Your task is to transcribe all the entries exactly, excluding pictures.

Start Material for this task

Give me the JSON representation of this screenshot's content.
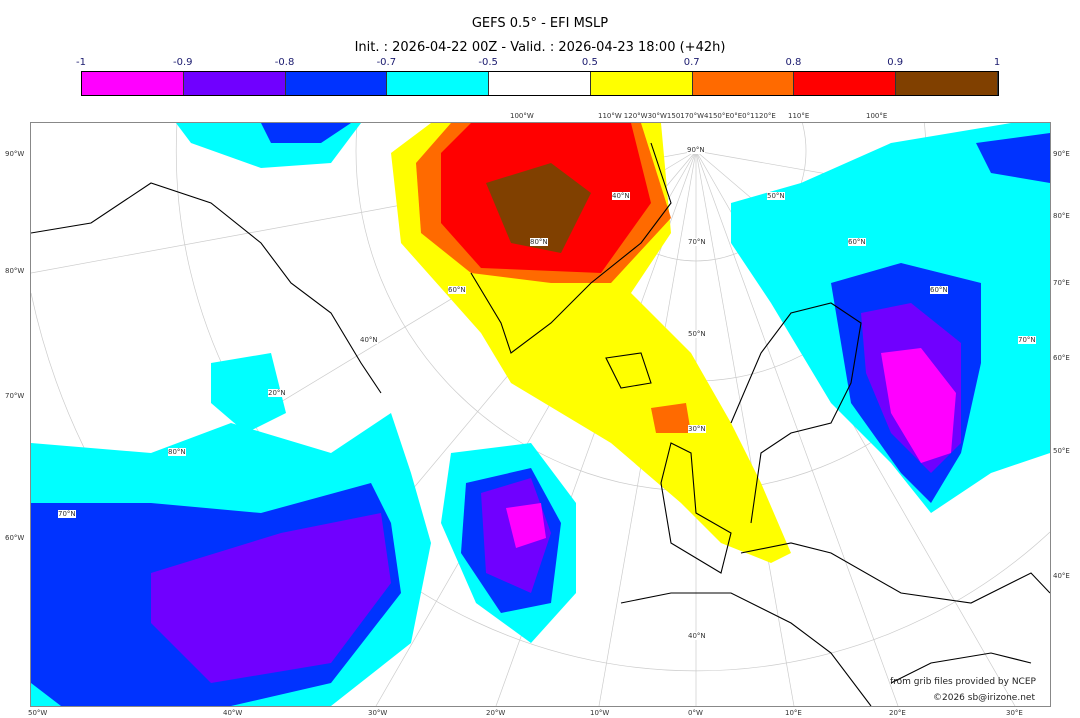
{
  "title": "GEFS 0.5° - EFI MSLP",
  "subtitle": "Init. : 2026-04-22 00Z - Valid. : 2026-04-23 18:00 (+42h)",
  "colorbar": {
    "ticks": [
      "-1",
      "-0.9",
      "-0.8",
      "-0.7",
      "-0.5",
      "0.5",
      "0.7",
      "0.8",
      "0.9",
      "1"
    ],
    "colors": [
      "#ff00ff",
      "#7000ff",
      "#0033ff",
      "#00ffff",
      "#ffffff",
      "#ffff00",
      "#ff6a00",
      "#ff0000",
      "#804000"
    ]
  },
  "axes": {
    "left": [
      "90°W",
      "80°W",
      "70°W",
      "60°W"
    ],
    "bottom": [
      "50°W",
      "40°W",
      "30°W",
      "20°W",
      "10°W",
      "0°W",
      "10°E",
      "20°E",
      "30°E"
    ],
    "right": [
      "90°E",
      "80°E",
      "70°E",
      "60°E",
      "50°E",
      "40°E"
    ],
    "top": [
      "100°W",
      "110°W",
      "120°W30°W150170°W4150°E0°E0°1120°E",
      "110°E",
      "100°E"
    ]
  },
  "grid_labels": [
    "90°N",
    "80°N",
    "70°N",
    "60°N",
    "50°N",
    "40°N",
    "30°N",
    "20°N",
    "80°N",
    "70°N",
    "60°N",
    "50°N",
    "40°N",
    "60°N",
    "70°N",
    "40°N"
  ],
  "credits": {
    "source": "from grib files provided by NCEP",
    "copyright": "©2026 sb@irizone.net"
  }
}
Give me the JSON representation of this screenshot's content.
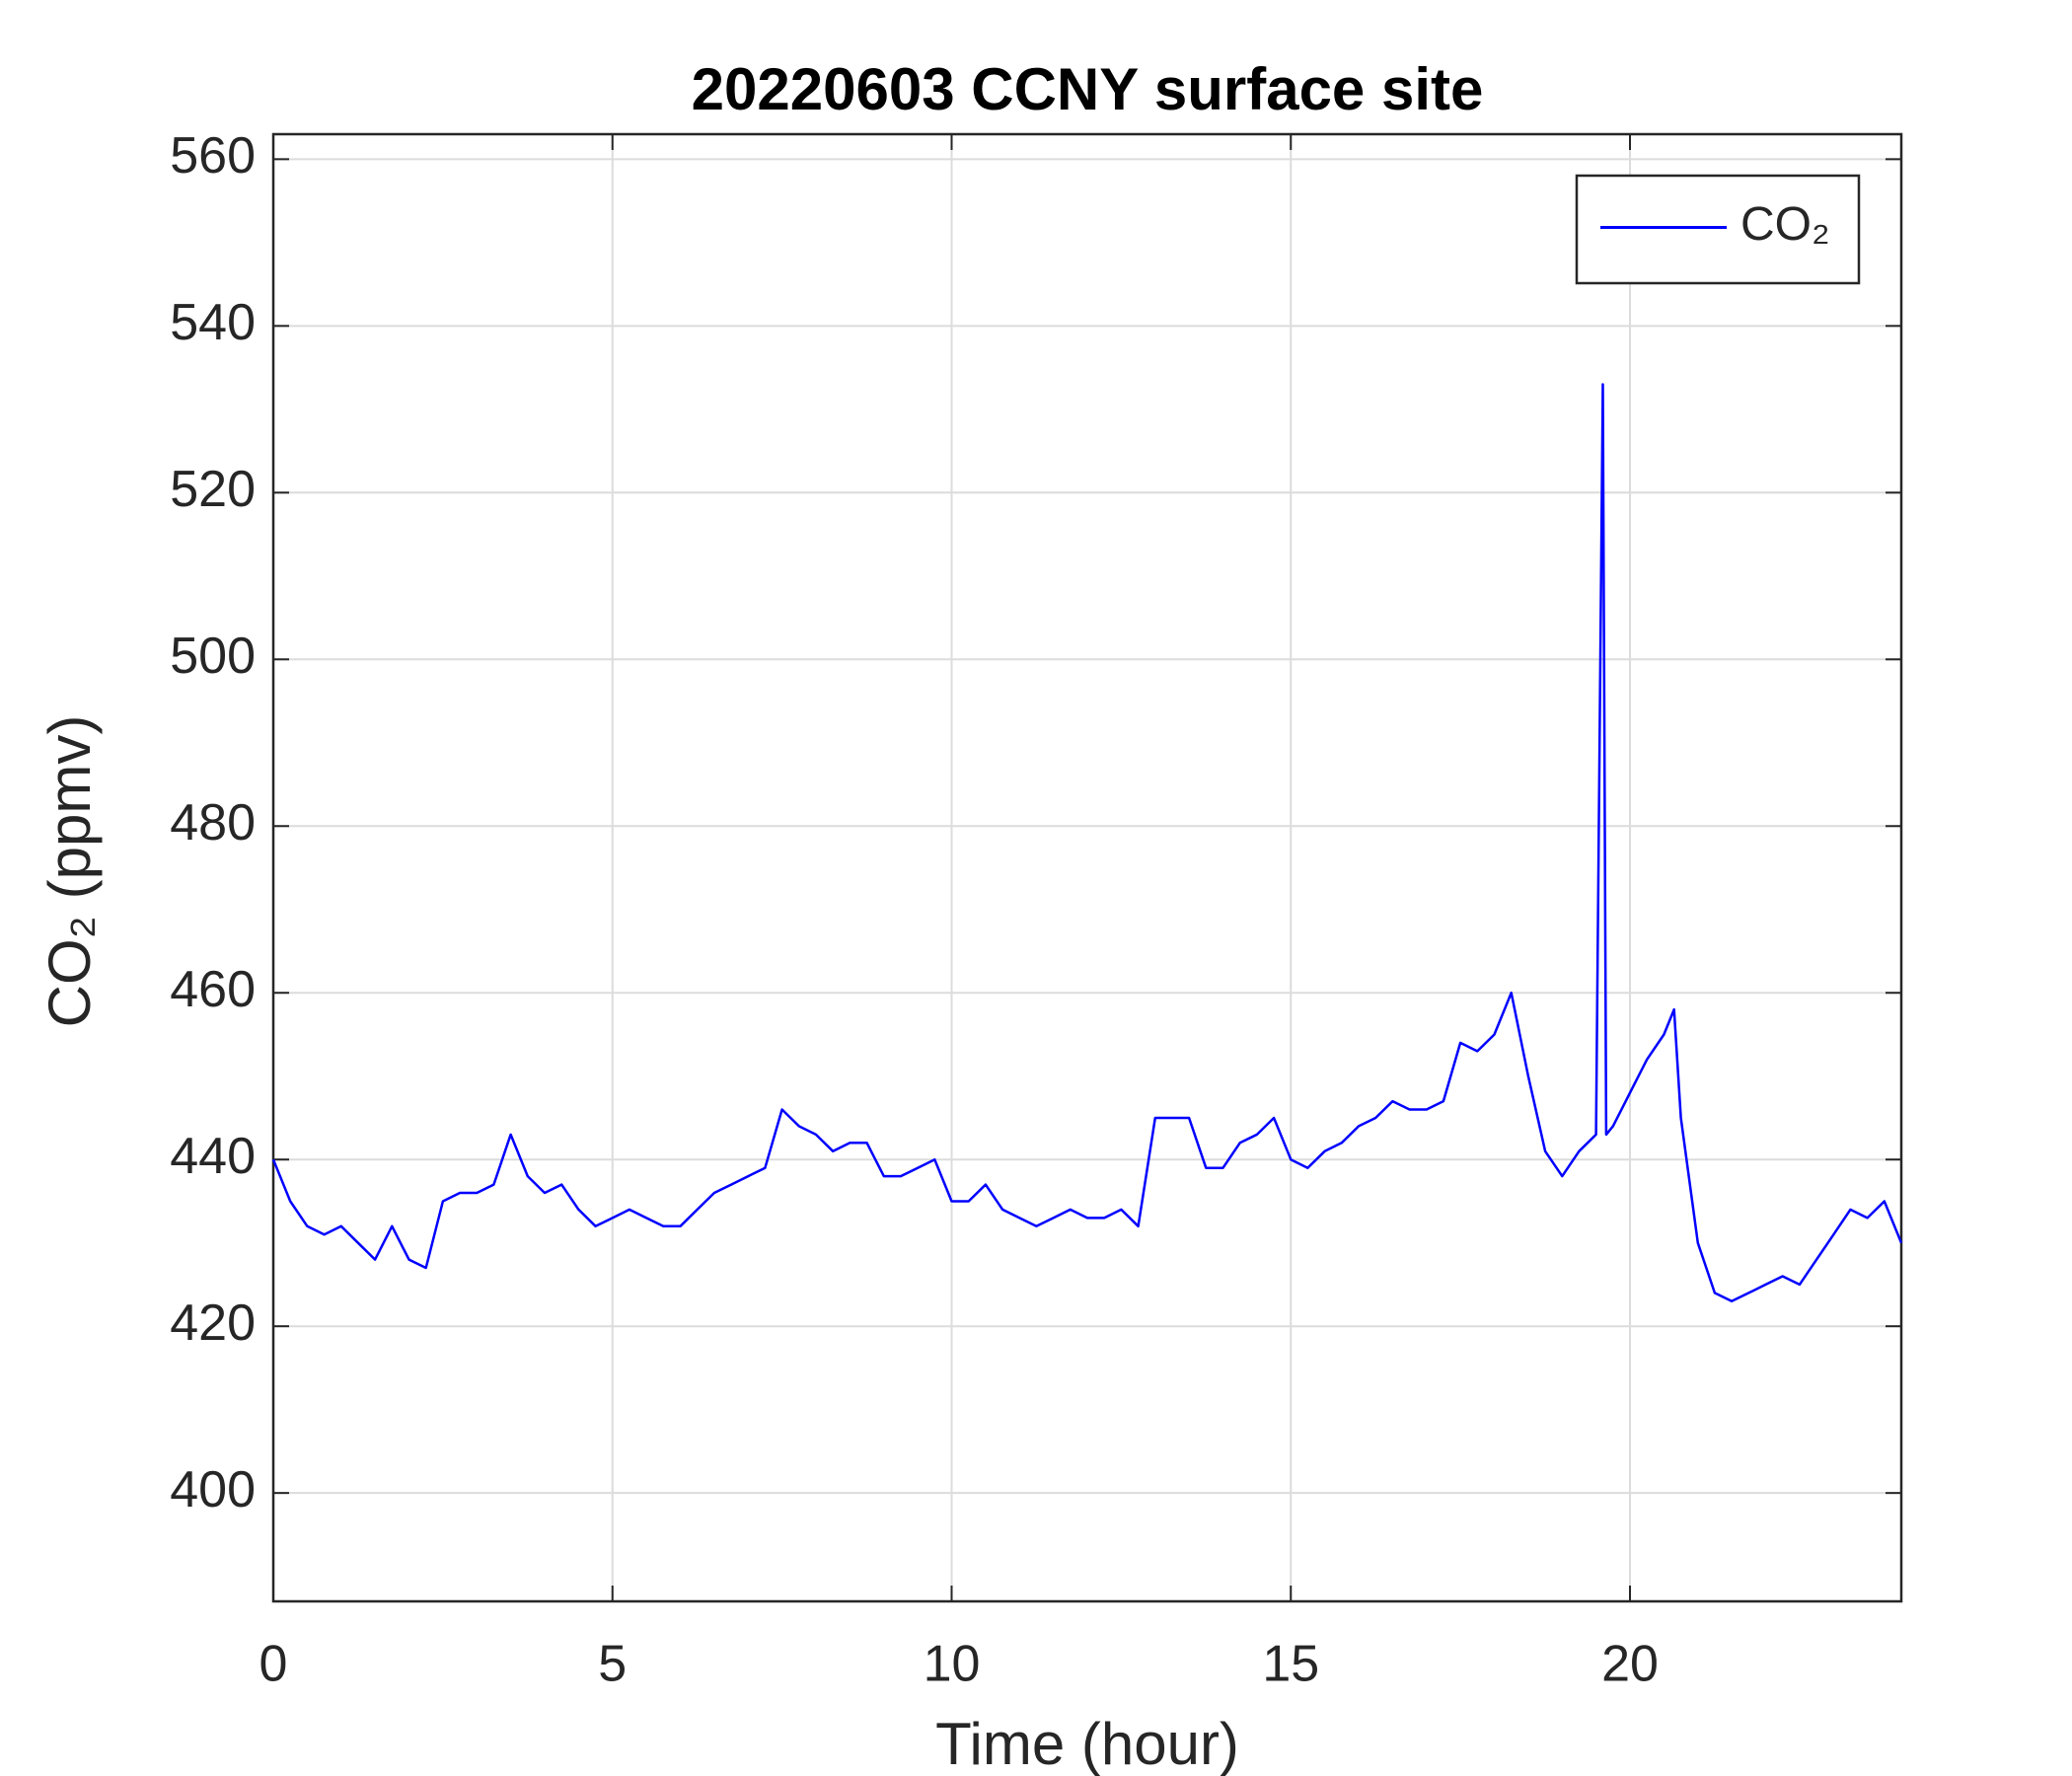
{
  "chart_data": {
    "type": "line",
    "title": "20220603 CCNY surface site",
    "x_label": "Time (hour)",
    "y_label": "CO₂ (ppmv)",
    "x": [
      0,
      0.25,
      0.5,
      0.75,
      1.0,
      1.25,
      1.5,
      1.75,
      2.0,
      2.25,
      2.5,
      2.75,
      3.0,
      3.25,
      3.5,
      3.75,
      4.0,
      4.25,
      4.5,
      4.75,
      5.0,
      5.25,
      5.5,
      5.75,
      6.0,
      6.25,
      6.5,
      6.75,
      7.0,
      7.25,
      7.5,
      7.75,
      8.0,
      8.25,
      8.5,
      8.75,
      9.0,
      9.25,
      9.5,
      9.75,
      10.0,
      10.25,
      10.5,
      10.75,
      11.0,
      11.25,
      11.5,
      11.75,
      12.0,
      12.25,
      12.5,
      12.75,
      13.0,
      13.25,
      13.5,
      13.75,
      14.0,
      14.25,
      14.5,
      14.75,
      15.0,
      15.25,
      15.5,
      15.75,
      16.0,
      16.25,
      16.5,
      16.75,
      17.0,
      17.25,
      17.5,
      17.75,
      18.0,
      18.25,
      18.5,
      18.75,
      19.0,
      19.25,
      19.5,
      19.6,
      19.65,
      19.75,
      20.0,
      20.25,
      20.5,
      20.65,
      20.75,
      21.0,
      21.25,
      21.5,
      21.75,
      22.0,
      22.25,
      22.5,
      22.75,
      23.0,
      23.25,
      23.5,
      23.75,
      24.0
    ],
    "series": [
      {
        "name": "CO₂",
        "color": "#0000ff",
        "values": [
          440,
          435,
          432,
          431,
          432,
          430,
          428,
          432,
          428,
          427,
          435,
          436,
          436,
          437,
          443,
          438,
          436,
          437,
          434,
          432,
          433,
          434,
          433,
          432,
          432,
          434,
          436,
          437,
          438,
          439,
          446,
          444,
          443,
          441,
          442,
          442,
          438,
          438,
          439,
          440,
          435,
          435,
          437,
          434,
          433,
          432,
          433,
          434,
          433,
          433,
          434,
          432,
          445,
          445,
          445,
          439,
          439,
          442,
          443,
          445,
          440,
          439,
          441,
          442,
          444,
          445,
          447,
          446,
          446,
          447,
          454,
          453,
          455,
          460,
          450,
          441,
          438,
          441,
          443,
          533,
          443,
          444,
          448,
          452,
          455,
          458,
          445,
          430,
          424,
          423,
          424,
          425,
          426,
          425,
          428,
          431,
          434,
          433,
          435,
          430
        ]
      }
    ],
    "xlim": [
      0,
      24
    ],
    "xticks": [
      0,
      5,
      10,
      15,
      20
    ],
    "ylim": [
      387,
      563
    ],
    "yticks": [
      400,
      420,
      440,
      460,
      480,
      500,
      520,
      540,
      560
    ],
    "grid": true,
    "legend": "top-right"
  }
}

End Material for this task

• _Task response_:
Give me the JSON representation of this screenshot's content.
{
  "title": "GEFS 0.5° - EFI MSLP",
  "subtitle": "Init. : 2026-04-22 00Z - Valid. : 2026-04-23 18:00 (+42h)",
  "colorbar": {
    "ticks": [
      "-1",
      "-0.9",
      "-0.8",
      "-0.7",
      "-0.5",
      "0.5",
      "0.7",
      "0.8",
      "0.9",
      "1"
    ],
    "colors": [
      "#ff00ff",
      "#7000ff",
      "#0033ff",
      "#00ffff",
      "#ffffff",
      "#ffff00",
      "#ff6a00",
      "#ff0000",
      "#804000"
    ]
  },
  "axes": {
    "left": [
      "90°W",
      "80°W",
      "70°W",
      "60°W"
    ],
    "bottom": [
      "50°W",
      "40°W",
      "30°W",
      "20°W",
      "10°W",
      "0°W",
      "10°E",
      "20°E",
      "30°E"
    ],
    "right": [
      "90°E",
      "80°E",
      "70°E",
      "60°E",
      "50°E",
      "40°E"
    ],
    "top": [
      "100°W",
      "110°W",
      "120°W30°W150170°W4150°E0°E0°1120°E",
      "110°E",
      "100°E"
    ]
  },
  "grid_labels": [
    "90°N",
    "80°N",
    "70°N",
    "60°N",
    "50°N",
    "40°N",
    "30°N",
    "20°N",
    "80°N",
    "70°N",
    "60°N",
    "50°N",
    "40°N",
    "60°N",
    "70°N",
    "40°N"
  ],
  "credits": {
    "source": "from grib files provided by NCEP",
    "copyright": "©2026 sb@irizone.net"
  }
}
Give me the JSON representation of this screenshot's content.
{
  "chart_data": {
    "type": "line",
    "title": "20220603 CCNY surface site",
    "x_label": "Time (hour)",
    "y_label": "CO₂ (ppmv)",
    "x": [
      0,
      0.25,
      0.5,
      0.75,
      1.0,
      1.25,
      1.5,
      1.75,
      2.0,
      2.25,
      2.5,
      2.75,
      3.0,
      3.25,
      3.5,
      3.75,
      4.0,
      4.25,
      4.5,
      4.75,
      5.0,
      5.25,
      5.5,
      5.75,
      6.0,
      6.25,
      6.5,
      6.75,
      7.0,
      7.25,
      7.5,
      7.75,
      8.0,
      8.25,
      8.5,
      8.75,
      9.0,
      9.25,
      9.5,
      9.75,
      10.0,
      10.25,
      10.5,
      10.75,
      11.0,
      11.25,
      11.5,
      11.75,
      12.0,
      12.25,
      12.5,
      12.75,
      13.0,
      13.25,
      13.5,
      13.75,
      14.0,
      14.25,
      14.5,
      14.75,
      15.0,
      15.25,
      15.5,
      15.75,
      16.0,
      16.25,
      16.5,
      16.75,
      17.0,
      17.25,
      17.5,
      17.75,
      18.0,
      18.25,
      18.5,
      18.75,
      19.0,
      19.25,
      19.5,
      19.6,
      19.65,
      19.75,
      20.0,
      20.25,
      20.5,
      20.65,
      20.75,
      21.0,
      21.25,
      21.5,
      21.75,
      22.0,
      22.25,
      22.5,
      22.75,
      23.0,
      23.25,
      23.5,
      23.75,
      24.0
    ],
    "series": [
      {
        "name": "CO₂",
        "color": "#0000ff",
        "values": [
          440,
          435,
          432,
          431,
          432,
          430,
          428,
          432,
          428,
          427,
          435,
          436,
          436,
          437,
          443,
          438,
          436,
          437,
          434,
          432,
          433,
          434,
          433,
          432,
          432,
          434,
          436,
          437,
          438,
          439,
          446,
          444,
          443,
          441,
          442,
          442,
          438,
          438,
          439,
          440,
          435,
          435,
          437,
          434,
          433,
          432,
          433,
          434,
          433,
          433,
          434,
          432,
          445,
          445,
          445,
          439,
          439,
          442,
          443,
          445,
          440,
          439,
          441,
          442,
          444,
          445,
          447,
          446,
          446,
          447,
          454,
          453,
          455,
          460,
          450,
          441,
          438,
          441,
          443,
          533,
          443,
          444,
          448,
          452,
          455,
          458,
          445,
          430,
          424,
          423,
          424,
          425,
          426,
          425,
          428,
          431,
          434,
          433,
          435,
          430
        ]
      }
    ],
    "xlim": [
      0,
      24
    ],
    "xticks": [
      0,
      5,
      10,
      15,
      20
    ],
    "ylim": [
      387,
      563
    ],
    "yticks": [
      400,
      420,
      440,
      460,
      480,
      500,
      520,
      540,
      560
    ],
    "grid": true,
    "legend": "top-right"
  }
}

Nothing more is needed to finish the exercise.